» Information given:
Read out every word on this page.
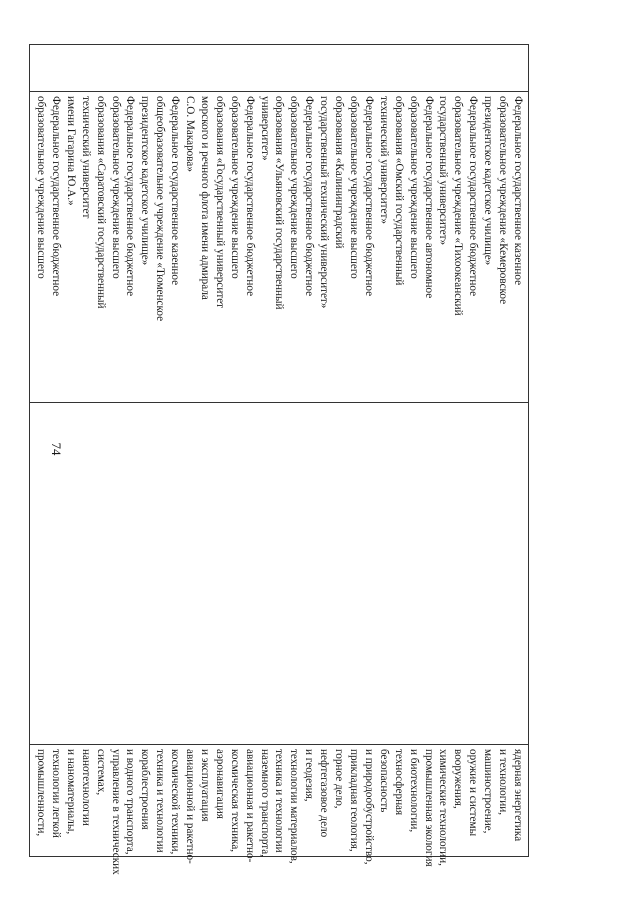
74

Федеральное государственное казенное
образовательное учреждение «Кемеровское
президентское кадетское училище»
Федеральное государственное бюджетное
образовательное учреждение «Тихоокеанский
государственный университет»
Федеральное государственное автономное
образовательное учреждение высшего
образования «Омский государственный
технический университет»
Федеральное государственное бюджетное
образовательное учреждение высшего
образования «Калининградский
государственный технический университет»
Федеральное государственное бюджетное
образовательное учреждение высшего
образования «Ульяновский государственный
университет»
Федеральное государственное бюджетное
образовательное учреждение высшего
образования «Государственный университет
морского и речного флота имени адмирала
С.О. Макарова»
Федеральное государственное казенное
общеобразовательное учреждение «Тюменское
президентское кадетское училище»
Федеральное государственное бюджетное
образовательное учреждение высшего
образования «Саратовский государственный
технический университет
имени Гагарина Ю.А.»
Федеральное государственное бюджетное
образовательное учреждение высшего

ядерная энергетика
и технологии,
машиностроение,
оружие и системы
вооружения,
химические технологии,
промышленная экология
и биотехнологии,
техносферная
безопасность
и природообустройство,
прикладная геология,
горное дело,
нефтегазовое дело
и геодезия,
технологии материалов,
техника и технологии
наземного транспорта,
авиационная и ракетно-
космическая техника,
аэронавигация
и эксплуатация
авиационной и ракетно-
космической техники,
техника и технологии
кораблестроения
и водного транспорта,
управление в технических
системах,
нанотехнологии
и наноматериалы,
технологии легкой
промышленности,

» Problem to solve: Go through the material above and copy each line that has the word "университет".

» Response:
государственный университет»
технический университет»
государственный технический университет»
университет»
образования «Государственный университет
технический университет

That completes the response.